# Problem requirements:
Go through the data below and gather each line containing "Answer".

# Data to process:
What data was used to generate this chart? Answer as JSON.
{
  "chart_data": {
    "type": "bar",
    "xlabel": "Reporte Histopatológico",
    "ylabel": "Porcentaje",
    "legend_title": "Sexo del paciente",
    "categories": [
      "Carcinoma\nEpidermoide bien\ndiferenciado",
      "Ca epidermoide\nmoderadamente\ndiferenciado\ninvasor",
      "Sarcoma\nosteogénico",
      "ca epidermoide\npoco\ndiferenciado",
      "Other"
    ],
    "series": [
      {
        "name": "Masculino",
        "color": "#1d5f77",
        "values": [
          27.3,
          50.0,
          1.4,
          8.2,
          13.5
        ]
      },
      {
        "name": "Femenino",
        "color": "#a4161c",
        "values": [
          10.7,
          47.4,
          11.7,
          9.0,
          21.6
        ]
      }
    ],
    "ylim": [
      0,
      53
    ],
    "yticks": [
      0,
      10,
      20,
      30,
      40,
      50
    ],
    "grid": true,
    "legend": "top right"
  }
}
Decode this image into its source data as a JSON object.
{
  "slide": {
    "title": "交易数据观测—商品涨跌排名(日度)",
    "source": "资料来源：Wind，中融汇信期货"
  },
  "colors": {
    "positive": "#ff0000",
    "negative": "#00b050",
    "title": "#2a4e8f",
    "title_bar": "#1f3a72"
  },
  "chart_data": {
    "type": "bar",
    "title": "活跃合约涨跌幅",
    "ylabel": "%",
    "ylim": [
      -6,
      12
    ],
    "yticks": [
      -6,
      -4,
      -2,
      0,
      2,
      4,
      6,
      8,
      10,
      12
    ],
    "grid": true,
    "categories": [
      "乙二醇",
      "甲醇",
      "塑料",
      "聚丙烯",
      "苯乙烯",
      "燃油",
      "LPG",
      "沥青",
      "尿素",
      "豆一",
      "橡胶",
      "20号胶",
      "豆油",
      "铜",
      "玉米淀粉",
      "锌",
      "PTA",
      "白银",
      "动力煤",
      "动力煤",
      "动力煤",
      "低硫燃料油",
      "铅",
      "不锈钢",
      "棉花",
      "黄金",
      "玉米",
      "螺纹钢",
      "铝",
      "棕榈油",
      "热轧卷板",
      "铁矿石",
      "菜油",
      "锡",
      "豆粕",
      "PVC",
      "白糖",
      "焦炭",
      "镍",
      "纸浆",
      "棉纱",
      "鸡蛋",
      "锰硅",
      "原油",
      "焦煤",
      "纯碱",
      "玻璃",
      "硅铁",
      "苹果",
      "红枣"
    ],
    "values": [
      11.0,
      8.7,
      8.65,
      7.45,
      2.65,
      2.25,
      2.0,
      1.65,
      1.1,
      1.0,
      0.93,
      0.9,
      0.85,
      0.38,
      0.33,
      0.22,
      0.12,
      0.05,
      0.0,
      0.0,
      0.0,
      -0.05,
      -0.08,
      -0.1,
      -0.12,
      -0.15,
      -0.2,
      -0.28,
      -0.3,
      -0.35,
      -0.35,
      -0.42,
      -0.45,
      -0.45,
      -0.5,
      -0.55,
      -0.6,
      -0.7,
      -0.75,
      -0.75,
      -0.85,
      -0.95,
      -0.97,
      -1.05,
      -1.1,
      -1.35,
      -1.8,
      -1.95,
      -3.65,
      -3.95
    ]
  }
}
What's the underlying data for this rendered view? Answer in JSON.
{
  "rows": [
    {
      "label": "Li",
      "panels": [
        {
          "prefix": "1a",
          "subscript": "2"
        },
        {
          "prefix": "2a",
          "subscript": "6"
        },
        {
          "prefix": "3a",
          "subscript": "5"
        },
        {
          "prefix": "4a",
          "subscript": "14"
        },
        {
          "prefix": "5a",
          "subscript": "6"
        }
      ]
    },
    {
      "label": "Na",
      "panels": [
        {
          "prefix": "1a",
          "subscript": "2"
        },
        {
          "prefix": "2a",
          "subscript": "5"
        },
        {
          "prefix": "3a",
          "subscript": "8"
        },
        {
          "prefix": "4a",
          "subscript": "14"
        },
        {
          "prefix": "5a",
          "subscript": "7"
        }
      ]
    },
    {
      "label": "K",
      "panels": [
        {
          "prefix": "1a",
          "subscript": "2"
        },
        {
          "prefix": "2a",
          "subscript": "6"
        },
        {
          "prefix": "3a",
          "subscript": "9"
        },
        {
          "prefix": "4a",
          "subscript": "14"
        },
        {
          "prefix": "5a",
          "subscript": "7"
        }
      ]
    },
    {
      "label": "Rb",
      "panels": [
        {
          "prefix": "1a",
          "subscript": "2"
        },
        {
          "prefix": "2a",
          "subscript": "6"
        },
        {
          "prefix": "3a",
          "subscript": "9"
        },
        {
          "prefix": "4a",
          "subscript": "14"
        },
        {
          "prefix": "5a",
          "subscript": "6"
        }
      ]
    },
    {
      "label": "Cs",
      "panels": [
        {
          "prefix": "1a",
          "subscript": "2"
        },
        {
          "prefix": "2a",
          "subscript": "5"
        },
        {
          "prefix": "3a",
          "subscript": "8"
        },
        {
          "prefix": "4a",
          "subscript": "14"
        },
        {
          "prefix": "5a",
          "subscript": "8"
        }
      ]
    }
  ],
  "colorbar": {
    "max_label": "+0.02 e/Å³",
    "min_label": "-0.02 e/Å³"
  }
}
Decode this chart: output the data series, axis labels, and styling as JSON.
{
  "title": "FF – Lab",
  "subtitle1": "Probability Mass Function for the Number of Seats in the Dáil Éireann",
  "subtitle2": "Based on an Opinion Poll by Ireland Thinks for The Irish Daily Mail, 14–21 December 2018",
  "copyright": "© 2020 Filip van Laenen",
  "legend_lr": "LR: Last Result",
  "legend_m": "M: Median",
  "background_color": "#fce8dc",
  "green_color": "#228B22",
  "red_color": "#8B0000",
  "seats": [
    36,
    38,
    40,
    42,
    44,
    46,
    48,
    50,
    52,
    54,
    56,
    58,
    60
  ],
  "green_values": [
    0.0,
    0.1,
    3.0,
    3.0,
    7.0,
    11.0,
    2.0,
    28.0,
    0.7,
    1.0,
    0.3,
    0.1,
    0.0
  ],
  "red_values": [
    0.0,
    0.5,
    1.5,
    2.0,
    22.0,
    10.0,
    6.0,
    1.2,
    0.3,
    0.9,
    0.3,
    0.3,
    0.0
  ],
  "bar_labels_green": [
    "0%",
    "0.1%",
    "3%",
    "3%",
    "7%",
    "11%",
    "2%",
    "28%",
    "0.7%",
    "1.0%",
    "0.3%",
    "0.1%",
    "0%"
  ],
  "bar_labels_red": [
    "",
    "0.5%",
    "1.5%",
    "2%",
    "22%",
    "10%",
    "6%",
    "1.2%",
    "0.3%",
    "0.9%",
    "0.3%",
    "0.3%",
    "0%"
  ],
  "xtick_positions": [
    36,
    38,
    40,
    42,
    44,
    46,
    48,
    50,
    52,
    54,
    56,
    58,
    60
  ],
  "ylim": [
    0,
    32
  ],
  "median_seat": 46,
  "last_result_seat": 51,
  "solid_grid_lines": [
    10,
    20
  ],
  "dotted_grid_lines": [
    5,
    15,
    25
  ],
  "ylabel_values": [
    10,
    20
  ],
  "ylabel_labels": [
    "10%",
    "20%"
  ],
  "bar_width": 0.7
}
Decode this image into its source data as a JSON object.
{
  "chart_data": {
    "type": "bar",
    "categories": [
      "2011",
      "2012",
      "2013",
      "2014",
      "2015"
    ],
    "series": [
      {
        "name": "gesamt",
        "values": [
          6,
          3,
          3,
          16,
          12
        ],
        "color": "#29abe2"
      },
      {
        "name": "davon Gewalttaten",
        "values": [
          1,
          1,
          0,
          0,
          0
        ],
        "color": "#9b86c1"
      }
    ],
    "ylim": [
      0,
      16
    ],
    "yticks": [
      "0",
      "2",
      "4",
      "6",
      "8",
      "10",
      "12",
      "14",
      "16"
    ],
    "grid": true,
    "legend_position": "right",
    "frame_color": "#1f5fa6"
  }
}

# Exercise solution:
What data was used to generate this chart? Answer as JSON.
What's the underlying data for this rendered view? Answer in JSON.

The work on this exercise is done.